:: Extrait du texte ::
'''
C'est un risque très, très minime.
Emmanuel Barbe, délégué interministériel à la sécurité routière

En temps normal, les conducteurs d’autocars doivent faire une pause de quarante-cinq minutes au maximum toutes les quatre heures trente de route, et ne pas dépasser dix heures de travail par jour. Du 18 au 24, ils pourront donc rouler par trois fois pendant douze heures. Mais, anticipe le gouvernement dans son arrêté, dans le contexte actuel, il arrive déjà que les chauffeurs dépassent "involontairement les plafonds de temps de conduite". Cet arrêté permet donc aux deux acteurs du marché français, FlixBus et BlaBlaBus, de ne pas avoir à adapter leur offre aux temps de trajet rendus plus longs par la grève. Donc de ne pas augmenter des prix déjà en très forte hausse : l'association UFC-Que Choisir a constaté des multiplications par 15 sur un même trajet, comme pour ce Paris-Lyon passé de 5 euros fin novembre à 79 euros début décembre.

Reste le problème, majeur, de la sécurité de ces cars, déjà mise en cause à plusieurs reprises ces derniers mois. Comme en attestait encore ce communiqué de la CGT, consécutif à deux accidents de cars FlixBus, le 6 octobre dans l'Aude et le 3 novembre sur la ligne Paris-Londres, ayant fait en tout un mort et 50 blessés : "Selon plusieurs conducteurs, les conditions de travail ne garantissent pas la sécurité des voyageurs. Les chauffeurs subissent une pression pour effectuer des voyages supplémentaires, malgré une réglementation très restrictive en la matière. Cette dernière, qui exige normalement au moins quarante-cinq heures de repos entre deux vacations, n'est bien souvent pas du tout respectée. La rude concurrence du secteur risque de pousser les opérateurs à restreindre encore les coûts d’entretien du matériel et à maximiser le temps de travail des chauffeurs." Un constat dressé avant le début du mouvement social, donc avant l'augmentation légale dudit temps de travail.

Interrogé à ce sujet ce jeudi matin par Europe 1, Emmanuel Barbe, délégué interministériel à la sécurité routière, expliquait de son côté : "C'est conforme au droit européen qui encadre ce secteur et qui est un règlement de sécurité routière. C'est une augmentation minime car c'est deux heures par jour mais au maximum six heures par semaine, et jusqu'au 24 décembre. Donc c'est un risque très, très minime. (...) Si on ne fait pas ça, il y aura des gens qui ne pourront pas bouger de chez eux, ou qui risquent de prendre leur voiture. Et mettre plus de voitures sur la route, ça n'est pas bon. (...) Le fait que ça ne dure que sept jours est une mesure de protection. Les compagnies de car n'ont pas intérêt à l'insécurité routière, c'est vraiment une mesure exceptionnelle pour essayer de soulager les transports. Il ne faut pas s'inquiéter, je ne pense pas qu'on aura à reconduire la mesure. Mais il faudra faire attention dans l'hypothèse d'une reconduction car là, ce pourrait être plus fatigant."
'''
:: Données enregistrées ::
'''
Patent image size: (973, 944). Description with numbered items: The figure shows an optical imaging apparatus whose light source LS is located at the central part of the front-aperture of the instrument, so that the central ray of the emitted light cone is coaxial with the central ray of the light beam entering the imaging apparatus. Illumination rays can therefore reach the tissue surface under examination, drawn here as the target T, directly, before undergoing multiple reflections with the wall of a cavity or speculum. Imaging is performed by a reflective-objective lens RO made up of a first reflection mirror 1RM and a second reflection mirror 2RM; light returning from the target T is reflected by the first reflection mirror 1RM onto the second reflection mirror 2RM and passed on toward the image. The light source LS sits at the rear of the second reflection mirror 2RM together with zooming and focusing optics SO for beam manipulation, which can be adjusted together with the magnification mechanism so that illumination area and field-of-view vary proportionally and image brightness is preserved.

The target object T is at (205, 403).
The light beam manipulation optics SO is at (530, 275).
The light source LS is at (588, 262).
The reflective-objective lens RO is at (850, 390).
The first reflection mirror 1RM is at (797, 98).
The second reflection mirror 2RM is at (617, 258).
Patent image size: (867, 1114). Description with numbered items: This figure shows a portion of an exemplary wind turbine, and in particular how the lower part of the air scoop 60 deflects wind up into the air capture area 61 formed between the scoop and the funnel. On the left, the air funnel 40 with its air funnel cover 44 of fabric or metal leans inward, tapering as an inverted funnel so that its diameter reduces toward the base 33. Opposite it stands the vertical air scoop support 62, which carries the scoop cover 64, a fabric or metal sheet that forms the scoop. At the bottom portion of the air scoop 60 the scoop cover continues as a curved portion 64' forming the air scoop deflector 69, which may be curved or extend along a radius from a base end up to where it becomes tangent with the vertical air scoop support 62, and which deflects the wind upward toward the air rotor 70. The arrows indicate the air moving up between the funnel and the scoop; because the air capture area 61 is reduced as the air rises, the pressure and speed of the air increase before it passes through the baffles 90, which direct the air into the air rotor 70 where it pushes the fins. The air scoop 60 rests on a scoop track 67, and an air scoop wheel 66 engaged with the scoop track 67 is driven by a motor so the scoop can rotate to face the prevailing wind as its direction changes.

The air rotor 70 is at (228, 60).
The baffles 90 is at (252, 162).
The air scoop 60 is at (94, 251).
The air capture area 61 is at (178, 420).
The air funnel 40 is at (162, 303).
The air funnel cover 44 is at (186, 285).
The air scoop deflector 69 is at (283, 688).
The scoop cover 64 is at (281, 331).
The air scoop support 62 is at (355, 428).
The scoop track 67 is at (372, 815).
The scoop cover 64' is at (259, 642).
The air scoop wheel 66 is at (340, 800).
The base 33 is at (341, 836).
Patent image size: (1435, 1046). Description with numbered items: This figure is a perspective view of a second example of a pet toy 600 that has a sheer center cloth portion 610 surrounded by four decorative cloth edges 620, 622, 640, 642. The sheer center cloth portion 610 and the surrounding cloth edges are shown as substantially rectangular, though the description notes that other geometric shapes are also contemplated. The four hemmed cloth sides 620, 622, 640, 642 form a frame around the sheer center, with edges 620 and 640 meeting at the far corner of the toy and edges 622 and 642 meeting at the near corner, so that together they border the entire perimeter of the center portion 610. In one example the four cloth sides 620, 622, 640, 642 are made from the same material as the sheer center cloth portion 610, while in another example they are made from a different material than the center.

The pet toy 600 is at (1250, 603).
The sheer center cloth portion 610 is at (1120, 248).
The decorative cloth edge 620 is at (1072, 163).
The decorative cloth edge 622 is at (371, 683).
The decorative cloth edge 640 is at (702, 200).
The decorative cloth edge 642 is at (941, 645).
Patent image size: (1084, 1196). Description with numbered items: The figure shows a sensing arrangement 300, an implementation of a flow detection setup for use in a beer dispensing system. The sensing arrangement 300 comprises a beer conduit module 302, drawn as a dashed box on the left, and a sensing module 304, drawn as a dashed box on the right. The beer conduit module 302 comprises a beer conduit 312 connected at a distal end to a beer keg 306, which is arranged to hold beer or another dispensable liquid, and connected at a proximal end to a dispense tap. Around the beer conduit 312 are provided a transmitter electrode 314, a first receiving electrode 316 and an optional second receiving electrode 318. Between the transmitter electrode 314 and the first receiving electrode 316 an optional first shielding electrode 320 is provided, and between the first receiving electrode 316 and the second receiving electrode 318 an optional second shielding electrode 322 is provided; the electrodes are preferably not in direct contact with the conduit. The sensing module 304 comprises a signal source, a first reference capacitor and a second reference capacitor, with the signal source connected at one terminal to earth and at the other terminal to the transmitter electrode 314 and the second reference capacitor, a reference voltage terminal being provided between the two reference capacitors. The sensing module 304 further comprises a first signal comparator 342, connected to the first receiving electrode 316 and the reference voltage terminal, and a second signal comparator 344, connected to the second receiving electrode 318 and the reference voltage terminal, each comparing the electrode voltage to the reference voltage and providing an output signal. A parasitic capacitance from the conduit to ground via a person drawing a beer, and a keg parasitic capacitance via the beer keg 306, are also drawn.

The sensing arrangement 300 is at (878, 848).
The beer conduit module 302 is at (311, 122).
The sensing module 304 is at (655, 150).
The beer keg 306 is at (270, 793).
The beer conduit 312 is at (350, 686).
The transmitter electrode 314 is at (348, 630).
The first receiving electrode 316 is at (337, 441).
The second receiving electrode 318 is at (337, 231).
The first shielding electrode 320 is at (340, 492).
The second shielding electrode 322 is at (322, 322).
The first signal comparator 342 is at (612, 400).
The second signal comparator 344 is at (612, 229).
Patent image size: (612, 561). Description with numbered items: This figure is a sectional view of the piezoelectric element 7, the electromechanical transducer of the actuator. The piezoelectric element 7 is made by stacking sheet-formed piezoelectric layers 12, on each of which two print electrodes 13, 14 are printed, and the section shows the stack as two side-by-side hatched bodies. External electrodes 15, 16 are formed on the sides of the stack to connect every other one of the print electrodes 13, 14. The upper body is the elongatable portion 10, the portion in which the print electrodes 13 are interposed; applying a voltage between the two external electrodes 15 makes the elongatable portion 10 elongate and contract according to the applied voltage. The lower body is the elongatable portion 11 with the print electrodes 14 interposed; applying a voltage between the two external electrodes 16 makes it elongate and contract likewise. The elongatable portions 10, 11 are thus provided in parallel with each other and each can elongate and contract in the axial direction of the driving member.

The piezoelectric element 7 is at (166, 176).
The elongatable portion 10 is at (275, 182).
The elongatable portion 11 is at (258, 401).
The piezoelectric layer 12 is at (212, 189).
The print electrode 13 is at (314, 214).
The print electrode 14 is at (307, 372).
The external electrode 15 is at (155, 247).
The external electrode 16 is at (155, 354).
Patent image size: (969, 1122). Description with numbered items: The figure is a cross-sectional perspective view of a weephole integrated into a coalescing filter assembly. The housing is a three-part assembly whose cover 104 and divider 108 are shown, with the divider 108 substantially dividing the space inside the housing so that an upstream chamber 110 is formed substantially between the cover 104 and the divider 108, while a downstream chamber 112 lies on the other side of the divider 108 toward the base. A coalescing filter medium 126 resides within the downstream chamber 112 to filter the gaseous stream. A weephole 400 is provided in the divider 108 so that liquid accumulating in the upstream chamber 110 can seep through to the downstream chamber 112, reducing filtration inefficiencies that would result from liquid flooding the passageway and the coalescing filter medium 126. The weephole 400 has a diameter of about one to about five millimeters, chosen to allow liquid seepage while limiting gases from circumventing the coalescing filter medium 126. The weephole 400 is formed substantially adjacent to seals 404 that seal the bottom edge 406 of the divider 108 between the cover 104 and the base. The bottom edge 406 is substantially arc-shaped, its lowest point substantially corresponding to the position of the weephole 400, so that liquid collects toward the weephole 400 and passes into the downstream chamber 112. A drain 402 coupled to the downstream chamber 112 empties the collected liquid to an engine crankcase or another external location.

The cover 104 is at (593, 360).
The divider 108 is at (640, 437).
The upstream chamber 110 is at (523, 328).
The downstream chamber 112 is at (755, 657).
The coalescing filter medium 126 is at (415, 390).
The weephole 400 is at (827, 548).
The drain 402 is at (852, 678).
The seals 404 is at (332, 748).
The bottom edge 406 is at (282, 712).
'''
:: Tâche A ::
D'après l'extrait sur les autocars pendant la grève, quel était le prix du trajet Paris-Lyon début décembre ?
:: Tâche B ::
Rédigez la suite de l'extrait sur les temps de conduite des chauffeurs d'autocars, à partir de sa dernière phrase.
Les données enregistrées forment un ensemble à part, sans lien avec l'extrait.

:: Réponse A ::
79 euros, contre 5 euros fin novembre.

:: Réponse B ::
Le gouvernement prend volontairement le risque de provoquer des accidents.
Le syndicat Solidaires Transports

A l’origine de cet arrêté : une demande de la Fédération nationale des transports de voyageurs (FNTV). Sa déléguée générale, Ingrid Mareschal, assurait jeudi 18 décembre à Libération que la mesure ne pose aucun problème de sécurité liée à la fatigue accumulée. "Le conducteur prend toujours son repos réglementaire", arguait-elle, ajoutant qu'elle épargnera surtout aux compagnies concernées "d’avoir des contraventions pour non-respect des règles", et que des disques enregistreurs ont été installés dans tous les autocars pour "vérifier qu’ils sont en règle".

Ce qui n'a pas empêché le syndicat Solidaires Transports de s'insurger contre l'arrêté dans un tract, où l'on peut notamment lire : "La seule logique de ce décret est de casser la grève à la SNCF, la RATP, mais aussi dans les centaines d'entreprises de transports par bus (...) Le gouvernement prend volontairement le risque de provoquer des accidents de transports en commun suite à l'extrême fatigue imposée aux conducteurs." Il y a donc débat. Un débat qui concerne beaucoup de monde : alors qu'en moyenne sur l'année, Flixbus, leader du marché (60% de parts en France), véhicule un peu plus de 200.000 personnes sur deux semaines, quelque 700.000 individus ont ainsi été transportées depuis le 5 décembre.